[Part of a data file]
## BEGIN
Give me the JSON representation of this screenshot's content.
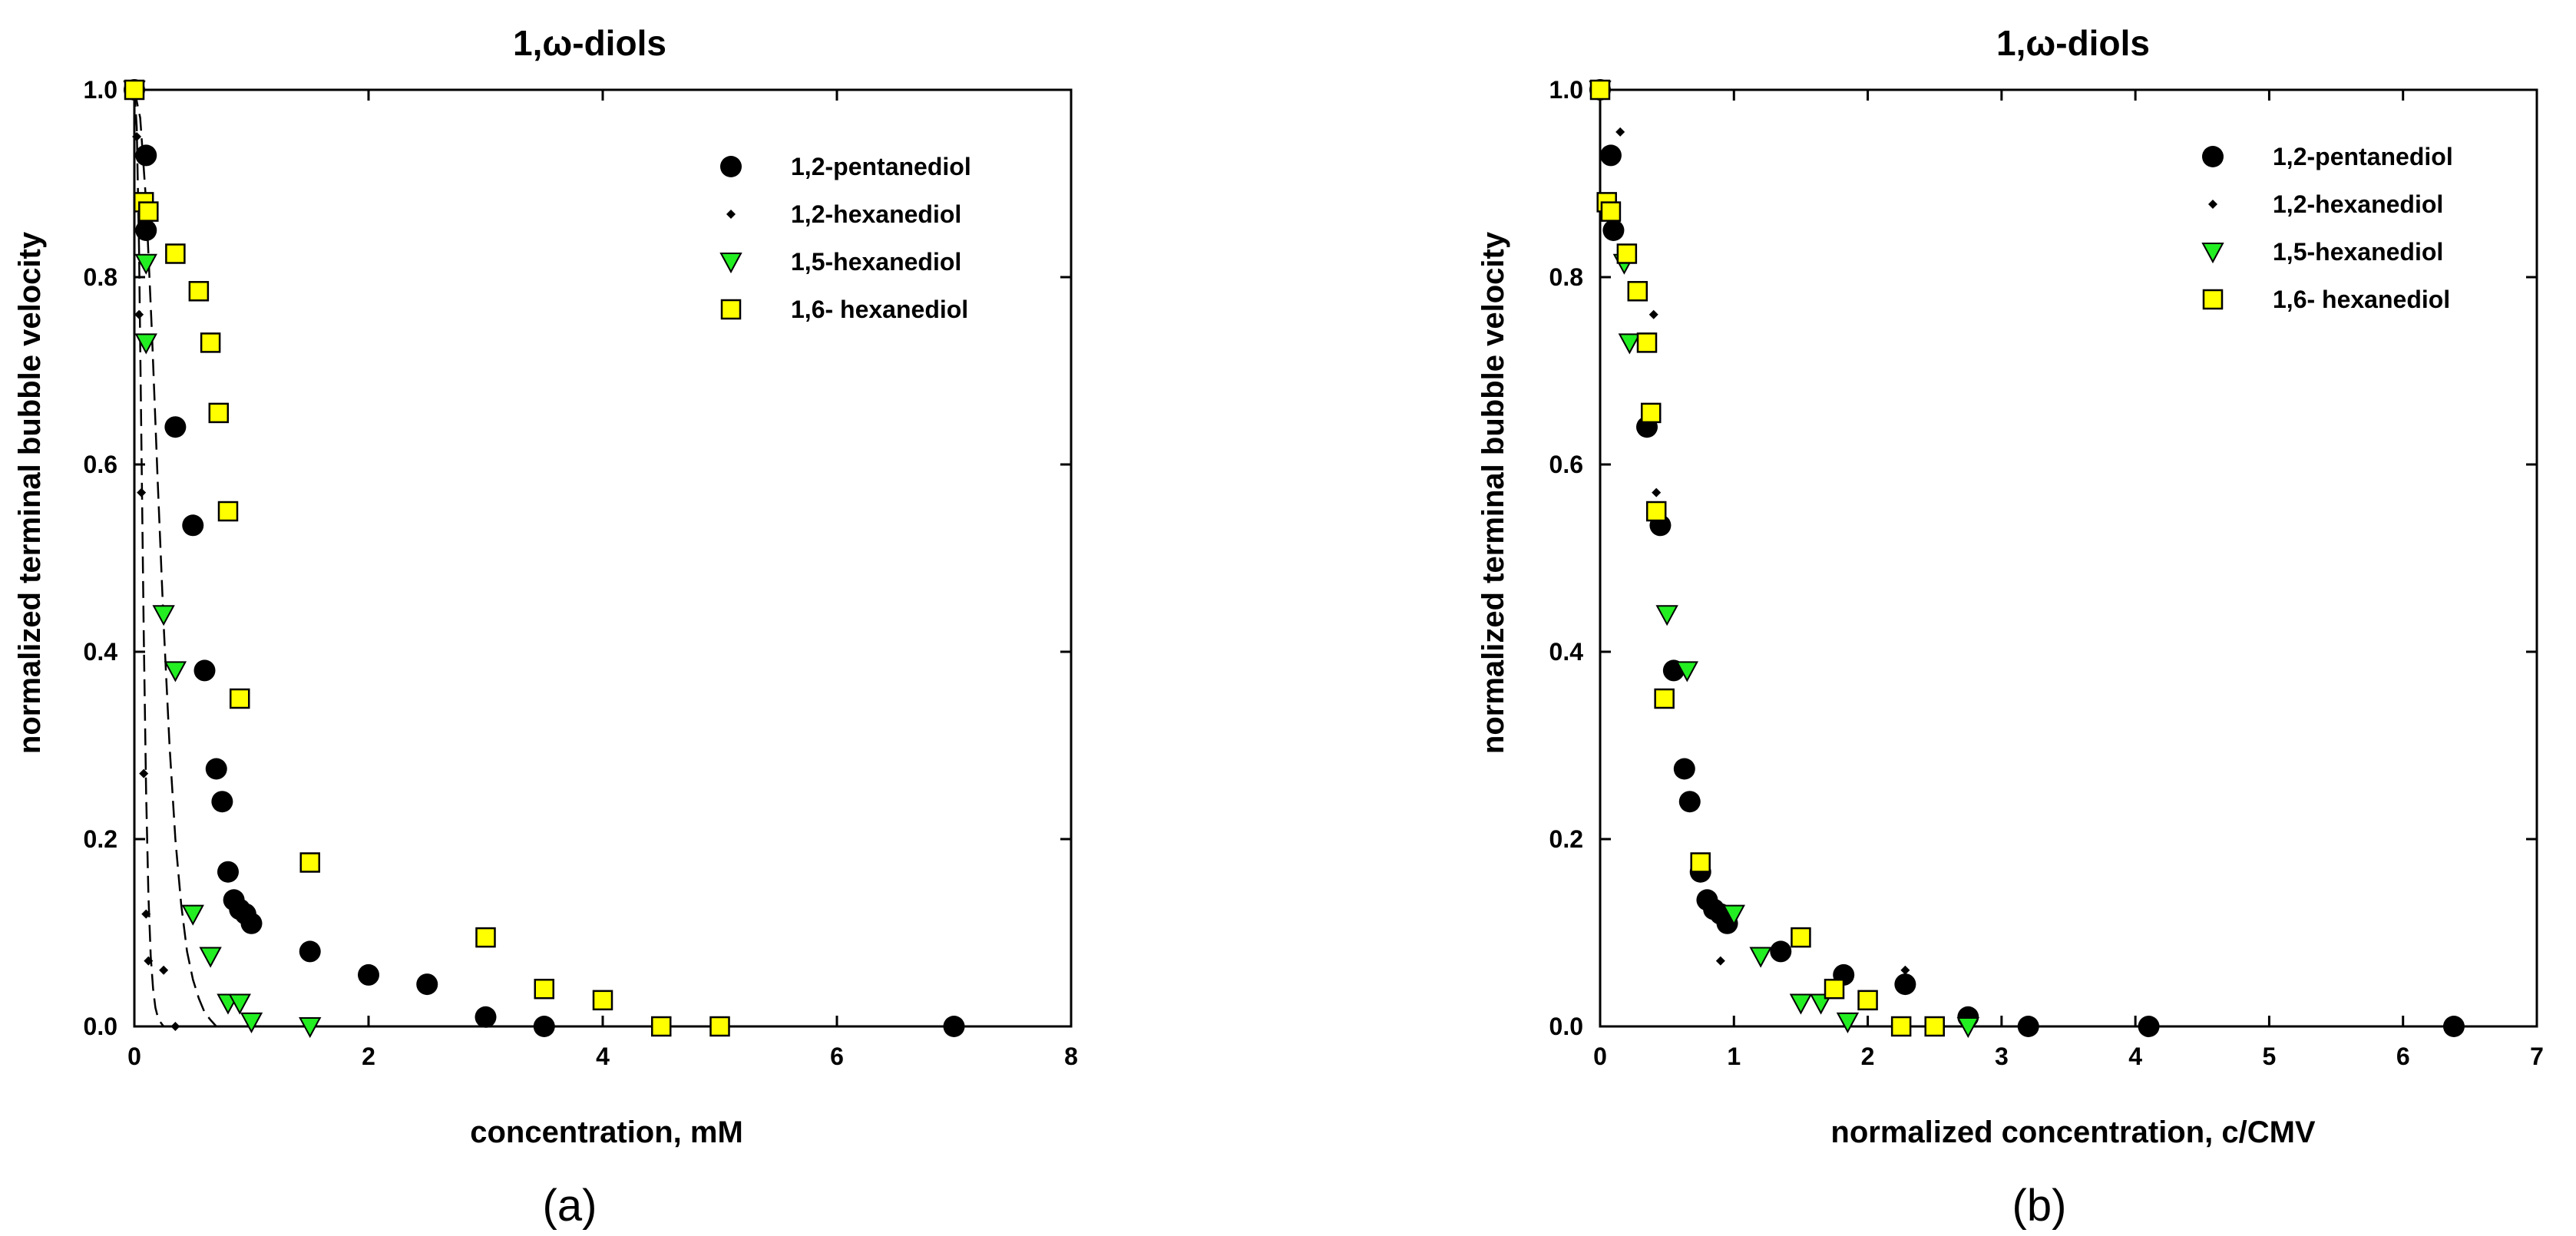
{
  "colors": {
    "circle": "#000000",
    "diamond": "#000000",
    "triangle": "#22ee22",
    "square": "#ffff00",
    "stroke": "#000000"
  },
  "chart_data": [
    {
      "id": "a",
      "type": "scatter",
      "title": "1,ω-diols",
      "xlabel": "concentration, mM",
      "ylabel": "normalized terminal bubble velocity",
      "panel_label": "(a)",
      "xlim": [
        0,
        8
      ],
      "ylim": [
        0,
        1.0
      ],
      "xticks": [
        "0",
        "2",
        "4",
        "6",
        "8"
      ],
      "yticks": [
        "0.0",
        "0.2",
        "0.4",
        "0.6",
        "0.8",
        "1.0"
      ],
      "legend_position": "top-right",
      "series": [
        {
          "name": "1,2-pentanediol",
          "marker": "circle",
          "x": [
            0,
            0.1,
            0.1,
            0.35,
            0.5,
            0.6,
            0.7,
            0.75,
            0.8,
            0.85,
            0.9,
            0.95,
            1.0,
            1.5,
            2.0,
            2.5,
            3.0,
            3.5,
            7.0
          ],
          "y": [
            1.0,
            0.93,
            0.85,
            0.64,
            0.535,
            0.38,
            0.275,
            0.24,
            0.165,
            0.135,
            0.125,
            0.12,
            0.11,
            0.08,
            0.055,
            0.045,
            0.01,
            0.0,
            0.0
          ]
        },
        {
          "name": "1,2-hexanediol",
          "marker": "diamond",
          "x": [
            0,
            0.02,
            0.04,
            0.06,
            0.08,
            0.1,
            0.12,
            0.25,
            0.35
          ],
          "y": [
            1.0,
            0.95,
            0.76,
            0.57,
            0.27,
            0.12,
            0.07,
            0.06,
            0.0
          ]
        },
        {
          "name": "1,5-hexanediol",
          "marker": "triangle",
          "x": [
            0,
            0.1,
            0.1,
            0.25,
            0.35,
            0.5,
            0.65,
            0.8,
            0.9,
            1.0,
            1.5
          ],
          "y": [
            1.0,
            0.815,
            0.73,
            0.44,
            0.38,
            0.12,
            0.075,
            0.025,
            0.025,
            0.005,
            0.0
          ]
        },
        {
          "name": "1,6- hexanediol",
          "marker": "square",
          "x": [
            0,
            0.08,
            0.12,
            0.35,
            0.55,
            0.65,
            0.72,
            0.8,
            0.9,
            1.5,
            3.0,
            3.5,
            4.0,
            4.5,
            5.0
          ],
          "y": [
            1.0,
            0.88,
            0.87,
            0.825,
            0.785,
            0.73,
            0.655,
            0.55,
            0.35,
            0.175,
            0.095,
            0.04,
            0.028,
            0.0,
            0.0
          ]
        }
      ],
      "fit_curves": [
        {
          "name": "1,2-hexanediol fit",
          "style": "dash",
          "x": [
            0,
            0.02,
            0.04,
            0.06,
            0.08,
            0.1,
            0.12,
            0.14,
            0.16,
            0.18,
            0.2,
            0.22,
            0.25
          ],
          "y": [
            1.0,
            0.96,
            0.83,
            0.62,
            0.42,
            0.25,
            0.14,
            0.075,
            0.04,
            0.02,
            0.01,
            0.005,
            0.0
          ]
        },
        {
          "name": "1,5-hexanediol fit",
          "style": "dash",
          "x": [
            0,
            0.05,
            0.1,
            0.15,
            0.2,
            0.25,
            0.3,
            0.35,
            0.4,
            0.45,
            0.5,
            0.55,
            0.6,
            0.65,
            0.7
          ],
          "y": [
            1.0,
            0.97,
            0.88,
            0.74,
            0.58,
            0.43,
            0.3,
            0.2,
            0.13,
            0.08,
            0.05,
            0.03,
            0.015,
            0.007,
            0.0
          ]
        }
      ]
    },
    {
      "id": "b",
      "type": "scatter",
      "title": "1,ω-diols",
      "xlabel": "normalized concentration, c/CMV",
      "ylabel": "normalized terminal bubble velocity",
      "panel_label": "(b)",
      "xlim": [
        0,
        7
      ],
      "ylim": [
        0,
        1.0
      ],
      "xticks": [
        "0",
        "1",
        "2",
        "3",
        "4",
        "5",
        "6",
        "7"
      ],
      "yticks": [
        "0.0",
        "0.2",
        "0.4",
        "0.6",
        "0.8",
        "1.0"
      ],
      "legend_position": "top-right",
      "series": [
        {
          "name": "1,2-pentanediol",
          "marker": "circle",
          "x": [
            0,
            0.08,
            0.1,
            0.35,
            0.45,
            0.55,
            0.63,
            0.67,
            0.75,
            0.8,
            0.85,
            0.9,
            0.95,
            1.35,
            1.82,
            2.28,
            2.75,
            3.2,
            4.1,
            6.38
          ],
          "y": [
            1.0,
            0.93,
            0.85,
            0.64,
            0.535,
            0.38,
            0.275,
            0.24,
            0.165,
            0.135,
            0.125,
            0.12,
            0.11,
            0.08,
            0.055,
            0.045,
            0.01,
            0.0,
            0.0,
            0.0
          ]
        },
        {
          "name": "1,2-hexanediol",
          "marker": "diamond",
          "x": [
            0,
            0.15,
            0.4,
            0.42,
            0.9,
            2.28
          ],
          "y": [
            1.0,
            0.955,
            0.76,
            0.57,
            0.07,
            0.06
          ]
        },
        {
          "name": "1,5-hexanediol",
          "marker": "triangle",
          "x": [
            0,
            0.18,
            0.22,
            0.5,
            0.65,
            1.0,
            1.2,
            1.5,
            1.65,
            1.85,
            2.75
          ],
          "y": [
            1.0,
            0.815,
            0.73,
            0.44,
            0.38,
            0.12,
            0.075,
            0.025,
            0.025,
            0.005,
            0.0
          ]
        },
        {
          "name": "1,6- hexanediol",
          "marker": "square",
          "x": [
            0,
            0.05,
            0.08,
            0.2,
            0.28,
            0.35,
            0.38,
            0.42,
            0.48,
            0.75,
            1.5,
            1.75,
            2.0,
            2.25,
            2.5
          ],
          "y": [
            1.0,
            0.88,
            0.87,
            0.825,
            0.785,
            0.73,
            0.655,
            0.55,
            0.35,
            0.175,
            0.095,
            0.04,
            0.028,
            0.0,
            0.0
          ]
        }
      ]
    }
  ]
}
## END
:: Aim ::
Print every entry exactly as written, without the pictures.

:: Reply to the exercise ::
Give me the JSON representation of this screenshot's content.
{
  "colors": {
    "circle": "#000000",
    "diamond": "#000000",
    "triangle": "#22ee22",
    "square": "#ffff00",
    "stroke": "#000000"
  },
  "chart_data": [
    {
      "id": "a",
      "type": "scatter",
      "title": "1,ω-diols",
      "xlabel": "concentration, mM",
      "ylabel": "normalized terminal bubble velocity",
      "panel_label": "(a)",
      "xlim": [
        0,
        8
      ],
      "ylim": [
        0,
        1.0
      ],
      "xticks": [
        "0",
        "2",
        "4",
        "6",
        "8"
      ],
      "yticks": [
        "0.0",
        "0.2",
        "0.4",
        "0.6",
        "0.8",
        "1.0"
      ],
      "legend_position": "top-right",
      "series": [
        {
          "name": "1,2-pentanediol",
          "marker": "circle",
          "x": [
            0,
            0.1,
            0.1,
            0.35,
            0.5,
            0.6,
            0.7,
            0.75,
            0.8,
            0.85,
            0.9,
            0.95,
            1.0,
            1.5,
            2.0,
            2.5,
            3.0,
            3.5,
            7.0
          ],
          "y": [
            1.0,
            0.93,
            0.85,
            0.64,
            0.535,
            0.38,
            0.275,
            0.24,
            0.165,
            0.135,
            0.125,
            0.12,
            0.11,
            0.08,
            0.055,
            0.045,
            0.01,
            0.0,
            0.0
          ]
        },
        {
          "name": "1,2-hexanediol",
          "marker": "diamond",
          "x": [
            0,
            0.02,
            0.04,
            0.06,
            0.08,
            0.1,
            0.12,
            0.25,
            0.35
          ],
          "y": [
            1.0,
            0.95,
            0.76,
            0.57,
            0.27,
            0.12,
            0.07,
            0.06,
            0.0
          ]
        },
        {
          "name": "1,5-hexanediol",
          "marker": "triangle",
          "x": [
            0,
            0.1,
            0.1,
            0.25,
            0.35,
            0.5,
            0.65,
            0.8,
            0.9,
            1.0,
            1.5
          ],
          "y": [
            1.0,
            0.815,
            0.73,
            0.44,
            0.38,
            0.12,
            0.075,
            0.025,
            0.025,
            0.005,
            0.0
          ]
        },
        {
          "name": "1,6- hexanediol",
          "marker": "square",
          "x": [
            0,
            0.08,
            0.12,
            0.35,
            0.55,
            0.65,
            0.72,
            0.8,
            0.9,
            1.5,
            3.0,
            3.5,
            4.0,
            4.5,
            5.0
          ],
          "y": [
            1.0,
            0.88,
            0.87,
            0.825,
            0.785,
            0.73,
            0.655,
            0.55,
            0.35,
            0.175,
            0.095,
            0.04,
            0.028,
            0.0,
            0.0
          ]
        }
      ],
      "fit_curves": [
        {
          "name": "1,2-hexanediol fit",
          "style": "dash",
          "x": [
            0,
            0.02,
            0.04,
            0.06,
            0.08,
            0.1,
            0.12,
            0.14,
            0.16,
            0.18,
            0.2,
            0.22,
            0.25
          ],
          "y": [
            1.0,
            0.96,
            0.83,
            0.62,
            0.42,
            0.25,
            0.14,
            0.075,
            0.04,
            0.02,
            0.01,
            0.005,
            0.0
          ]
        },
        {
          "name": "1,5-hexanediol fit",
          "style": "dash",
          "x": [
            0,
            0.05,
            0.1,
            0.15,
            0.2,
            0.25,
            0.3,
            0.35,
            0.4,
            0.45,
            0.5,
            0.55,
            0.6,
            0.65,
            0.7
          ],
          "y": [
            1.0,
            0.97,
            0.88,
            0.74,
            0.58,
            0.43,
            0.3,
            0.2,
            0.13,
            0.08,
            0.05,
            0.03,
            0.015,
            0.007,
            0.0
          ]
        }
      ]
    },
    {
      "id": "b",
      "type": "scatter",
      "title": "1,ω-diols",
      "xlabel": "normalized concentration, c/CMV",
      "ylabel": "normalized terminal bubble velocity",
      "panel_label": "(b)",
      "xlim": [
        0,
        7
      ],
      "ylim": [
        0,
        1.0
      ],
      "xticks": [
        "0",
        "1",
        "2",
        "3",
        "4",
        "5",
        "6",
        "7"
      ],
      "yticks": [
        "0.0",
        "0.2",
        "0.4",
        "0.6",
        "0.8",
        "1.0"
      ],
      "legend_position": "top-right",
      "series": [
        {
          "name": "1,2-pentanediol",
          "marker": "circle",
          "x": [
            0,
            0.08,
            0.1,
            0.35,
            0.45,
            0.55,
            0.63,
            0.67,
            0.75,
            0.8,
            0.85,
            0.9,
            0.95,
            1.35,
            1.82,
            2.28,
            2.75,
            3.2,
            4.1,
            6.38
          ],
          "y": [
            1.0,
            0.93,
            0.85,
            0.64,
            0.535,
            0.38,
            0.275,
            0.24,
            0.165,
            0.135,
            0.125,
            0.12,
            0.11,
            0.08,
            0.055,
            0.045,
            0.01,
            0.0,
            0.0,
            0.0
          ]
        },
        {
          "name": "1,2-hexanediol",
          "marker": "diamond",
          "x": [
            0,
            0.15,
            0.4,
            0.42,
            0.9,
            2.28
          ],
          "y": [
            1.0,
            0.955,
            0.76,
            0.57,
            0.07,
            0.06
          ]
        },
        {
          "name": "1,5-hexanediol",
          "marker": "triangle",
          "x": [
            0,
            0.18,
            0.22,
            0.5,
            0.65,
            1.0,
            1.2,
            1.5,
            1.65,
            1.85,
            2.75
          ],
          "y": [
            1.0,
            0.815,
            0.73,
            0.44,
            0.38,
            0.12,
            0.075,
            0.025,
            0.025,
            0.005,
            0.0
          ]
        },
        {
          "name": "1,6- hexanediol",
          "marker": "square",
          "x": [
            0,
            0.05,
            0.08,
            0.2,
            0.28,
            0.35,
            0.38,
            0.42,
            0.48,
            0.75,
            1.5,
            1.75,
            2.0,
            2.25,
            2.5
          ],
          "y": [
            1.0,
            0.88,
            0.87,
            0.825,
            0.785,
            0.73,
            0.655,
            0.55,
            0.35,
            0.175,
            0.095,
            0.04,
            0.028,
            0.0,
            0.0
          ]
        }
      ]
    }
  ]
}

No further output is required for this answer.